(WRITTEN PROBLEM) Every entry must be duplicated precisely as written.

* Begin RECORDS PROVIDED *

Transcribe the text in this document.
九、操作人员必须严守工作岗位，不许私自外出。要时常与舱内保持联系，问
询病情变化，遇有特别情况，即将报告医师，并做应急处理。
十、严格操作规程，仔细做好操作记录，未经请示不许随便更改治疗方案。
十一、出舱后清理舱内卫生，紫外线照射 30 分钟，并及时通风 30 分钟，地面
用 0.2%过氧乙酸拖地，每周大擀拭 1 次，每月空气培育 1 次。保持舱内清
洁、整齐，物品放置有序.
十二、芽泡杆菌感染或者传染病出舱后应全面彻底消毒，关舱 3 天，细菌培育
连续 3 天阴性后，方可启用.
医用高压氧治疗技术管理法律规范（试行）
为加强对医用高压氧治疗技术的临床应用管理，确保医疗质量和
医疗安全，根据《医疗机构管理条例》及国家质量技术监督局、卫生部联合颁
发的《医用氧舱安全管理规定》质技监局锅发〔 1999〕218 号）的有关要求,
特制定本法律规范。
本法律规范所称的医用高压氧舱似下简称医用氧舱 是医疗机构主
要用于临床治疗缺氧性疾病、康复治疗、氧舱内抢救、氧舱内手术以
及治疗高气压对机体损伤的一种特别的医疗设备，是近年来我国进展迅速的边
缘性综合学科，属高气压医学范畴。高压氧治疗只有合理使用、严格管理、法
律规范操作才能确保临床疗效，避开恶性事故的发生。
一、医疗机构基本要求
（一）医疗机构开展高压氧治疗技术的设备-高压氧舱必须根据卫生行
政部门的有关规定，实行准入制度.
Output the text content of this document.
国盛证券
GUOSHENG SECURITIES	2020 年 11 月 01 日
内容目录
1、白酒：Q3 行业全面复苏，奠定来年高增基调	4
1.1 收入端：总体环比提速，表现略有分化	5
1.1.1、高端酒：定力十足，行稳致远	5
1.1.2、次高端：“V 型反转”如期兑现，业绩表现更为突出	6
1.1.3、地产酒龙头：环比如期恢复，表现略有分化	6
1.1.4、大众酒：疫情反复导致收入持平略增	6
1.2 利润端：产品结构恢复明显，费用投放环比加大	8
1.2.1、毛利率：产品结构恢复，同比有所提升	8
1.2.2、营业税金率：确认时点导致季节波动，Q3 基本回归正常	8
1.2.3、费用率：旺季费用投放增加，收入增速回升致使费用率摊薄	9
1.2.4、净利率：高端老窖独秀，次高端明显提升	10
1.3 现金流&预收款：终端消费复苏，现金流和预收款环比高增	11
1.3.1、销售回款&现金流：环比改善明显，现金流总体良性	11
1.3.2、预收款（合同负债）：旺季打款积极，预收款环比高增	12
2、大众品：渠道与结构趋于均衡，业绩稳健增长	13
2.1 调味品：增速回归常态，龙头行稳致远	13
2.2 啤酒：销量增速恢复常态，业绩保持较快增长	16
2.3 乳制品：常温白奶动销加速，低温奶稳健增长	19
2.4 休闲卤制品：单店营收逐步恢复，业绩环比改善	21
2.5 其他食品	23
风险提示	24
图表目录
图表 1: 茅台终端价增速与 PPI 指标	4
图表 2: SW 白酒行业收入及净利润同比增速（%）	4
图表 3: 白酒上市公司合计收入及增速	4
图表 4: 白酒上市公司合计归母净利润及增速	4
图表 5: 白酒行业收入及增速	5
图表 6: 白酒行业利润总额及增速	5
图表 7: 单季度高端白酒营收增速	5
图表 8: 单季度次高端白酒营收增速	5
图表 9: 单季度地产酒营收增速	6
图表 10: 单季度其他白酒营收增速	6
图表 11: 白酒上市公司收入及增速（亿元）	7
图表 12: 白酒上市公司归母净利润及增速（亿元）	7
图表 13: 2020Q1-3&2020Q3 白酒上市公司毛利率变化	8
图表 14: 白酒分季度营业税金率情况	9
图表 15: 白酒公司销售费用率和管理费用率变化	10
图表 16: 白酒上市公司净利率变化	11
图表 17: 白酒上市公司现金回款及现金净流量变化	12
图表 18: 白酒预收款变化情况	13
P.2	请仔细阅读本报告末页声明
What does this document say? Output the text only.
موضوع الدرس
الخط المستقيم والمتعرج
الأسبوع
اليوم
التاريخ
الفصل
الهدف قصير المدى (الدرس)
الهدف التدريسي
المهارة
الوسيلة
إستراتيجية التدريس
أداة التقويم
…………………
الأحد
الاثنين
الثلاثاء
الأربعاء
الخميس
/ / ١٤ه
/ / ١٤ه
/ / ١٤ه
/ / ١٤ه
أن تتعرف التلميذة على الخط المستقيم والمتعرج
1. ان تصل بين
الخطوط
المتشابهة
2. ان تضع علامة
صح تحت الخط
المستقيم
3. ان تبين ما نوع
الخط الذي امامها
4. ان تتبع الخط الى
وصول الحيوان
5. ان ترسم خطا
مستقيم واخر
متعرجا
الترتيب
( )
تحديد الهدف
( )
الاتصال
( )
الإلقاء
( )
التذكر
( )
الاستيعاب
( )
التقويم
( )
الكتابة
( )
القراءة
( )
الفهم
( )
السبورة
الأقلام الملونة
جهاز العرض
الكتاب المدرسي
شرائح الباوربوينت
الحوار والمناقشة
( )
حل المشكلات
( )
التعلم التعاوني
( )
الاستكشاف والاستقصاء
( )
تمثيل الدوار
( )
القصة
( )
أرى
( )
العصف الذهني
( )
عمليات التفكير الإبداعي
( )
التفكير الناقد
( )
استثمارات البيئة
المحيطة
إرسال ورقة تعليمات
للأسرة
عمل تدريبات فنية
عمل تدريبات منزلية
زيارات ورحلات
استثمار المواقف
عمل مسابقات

* End RECORDS PROVIDED *

(EXPECTED OUTPUT)
Transcribe the text in this document.
九、操作人员必须严守工作岗位，不许私自外出。要时常与舱内保持联系，问
询病情变化，遇有特别情况，即将报告医师，并做应急处理。
十、严格操作规程，仔细做好操作记录，未经请示不许随便更改治疗方案。
十一、出舱后清理舱内卫生，紫外线照射 30 分钟，并及时通风 30 分钟，地面
用 0.2%过氧乙酸拖地，每周大擀拭 1 次，每月空气培育 1 次。保持舱内清
洁、整齐，物品放置有序.
十二、芽泡杆菌感染或者传染病出舱后应全面彻底消毒，关舱 3 天，细菌培育
连续 3 天阴性后，方可启用.
医用高压氧治疗技术管理法律规范（试行）
为加强对医用高压氧治疗技术的临床应用管理，确保医疗质量和
医疗安全，根据《医疗机构管理条例》及国家质量技术监督局、卫生部联合颁
发的《医用氧舱安全管理规定》质技监局锅发〔 1999〕218 号）的有关要求,
特制定本法律规范。
本法律规范所称的医用高压氧舱似下简称医用氧舱 是医疗机构主
要用于临床治疗缺氧性疾病、康复治疗、氧舱内抢救、氧舱内手术以
及治疗高气压对机体损伤的一种特别的医疗设备，是近年来我国进展迅速的边
缘性综合学科，属高气压医学范畴。高压氧治疗只有合理使用、严格管理、法
律规范操作才能确保临床疗效，避开恶性事故的发生。
一、医疗机构基本要求
（一）医疗机构开展高压氧治疗技术的设备-高压氧舱必须根据卫生行
政部门的有关规定，实行准入制度.
Output the text content of this document.
国盛证券
GUOSHENG SECURITIES	2020 年 11 月 01 日
内容目录
1、白酒：Q3 行业全面复苏，奠定来年高增基调	4
1.1 收入端：总体环比提速，表现略有分化	5
1.1.1、高端酒：定力十足，行稳致远	5
1.1.2、次高端：“V 型反转”如期兑现，业绩表现更为突出	6
1.1.3、地产酒龙头：环比如期恢复，表现略有分化	6
1.1.4、大众酒：疫情反复导致收入持平略增	6
1.2 利润端：产品结构恢复明显，费用投放环比加大	8
1.2.1、毛利率：产品结构恢复，同比有所提升	8
1.2.2、营业税金率：确认时点导致季节波动，Q3 基本回归正常	8
1.2.3、费用率：旺季费用投放增加，收入增速回升致使费用率摊薄	9
1.2.4、净利率：高端老窖独秀，次高端明显提升	10
1.3 现金流&预收款：终端消费复苏，现金流和预收款环比高增	11
1.3.1、销售回款&现金流：环比改善明显，现金流总体良性	11
1.3.2、预收款（合同负债）：旺季打款积极，预收款环比高增	12
2、大众品：渠道与结构趋于均衡，业绩稳健增长	13
2.1 调味品：增速回归常态，龙头行稳致远	13
2.2 啤酒：销量增速恢复常态，业绩保持较快增长	16
2.3 乳制品：常温白奶动销加速，低温奶稳健增长	19
2.4 休闲卤制品：单店营收逐步恢复，业绩环比改善	21
2.5 其他食品	23
风险提示	24
图表目录
图表 1: 茅台终端价增速与 PPI 指标	4
图表 2: SW 白酒行业收入及净利润同比增速（%）	4
图表 3: 白酒上市公司合计收入及增速	4
图表 4: 白酒上市公司合计归母净利润及增速	4
图表 5: 白酒行业收入及增速	5
图表 6: 白酒行业利润总额及增速	5
图表 7: 单季度高端白酒营收增速	5
图表 8: 单季度次高端白酒营收增速	5
图表 9: 单季度地产酒营收增速	6
图表 10: 单季度其他白酒营收增速	6
图表 11: 白酒上市公司收入及增速（亿元）	7
图表 12: 白酒上市公司归母净利润及增速（亿元）	7
图表 13: 2020Q1-3&2020Q3 白酒上市公司毛利率变化	8
图表 14: 白酒分季度营业税金率情况	9
图表 15: 白酒公司销售费用率和管理费用率变化	10
图表 16: 白酒上市公司净利率变化	11
图表 17: 白酒上市公司现金回款及现金净流量变化	12
图表 18: 白酒预收款变化情况	13
P.2	请仔细阅读本报告末页声明
What does this document say? Output the text only.
موضوع الدرس
الخط المستقيم والمتعرج
الأسبوع
اليوم
التاريخ
الفصل
الهدف قصير المدى (الدرس)
الهدف التدريسي
المهارة
الوسيلة
إستراتيجية التدريس
أداة التقويم
…………………
الأحد
الاثنين
الثلاثاء
الأربعاء
الخميس
/ / ١٤ه
/ / ١٤ه
/ / ١٤ه
/ / ١٤ه
أن تتعرف التلميذة على الخط المستقيم والمتعرج
1. ان تصل بين
الخطوط
المتشابهة
2. ان تضع علامة
صح تحت الخط
المستقيم
3. ان تبين ما نوع
الخط الذي امامها
4. ان تتبع الخط الى
وصول الحيوان
5. ان ترسم خطا
مستقيم واخر
متعرجا
الترتيب
( )
تحديد الهدف
( )
الاتصال
( )
الإلقاء
( )
التذكر
( )
الاستيعاب
( )
التقويم
( )
الكتابة
( )
القراءة
( )
الفهم
( )
السبورة
الأقلام الملونة
جهاز العرض
الكتاب المدرسي
شرائح الباوربوينت
الحوار والمناقشة
( )
حل المشكلات
( )
التعلم التعاوني
( )
الاستكشاف والاستقصاء
( )
تمثيل الدوار
( )
القصة
( )
أرى
( )
العصف الذهني
( )
عمليات التفكير الإبداعي
( )
التفكير الناقد
( )
استثمارات البيئة
المحيطة
إرسال ورقة تعليمات
للأسرة
عمل تدريبات فنية
عمل تدريبات منزلية
زيارات ورحلات
استثمار المواقف
عمل مسابقات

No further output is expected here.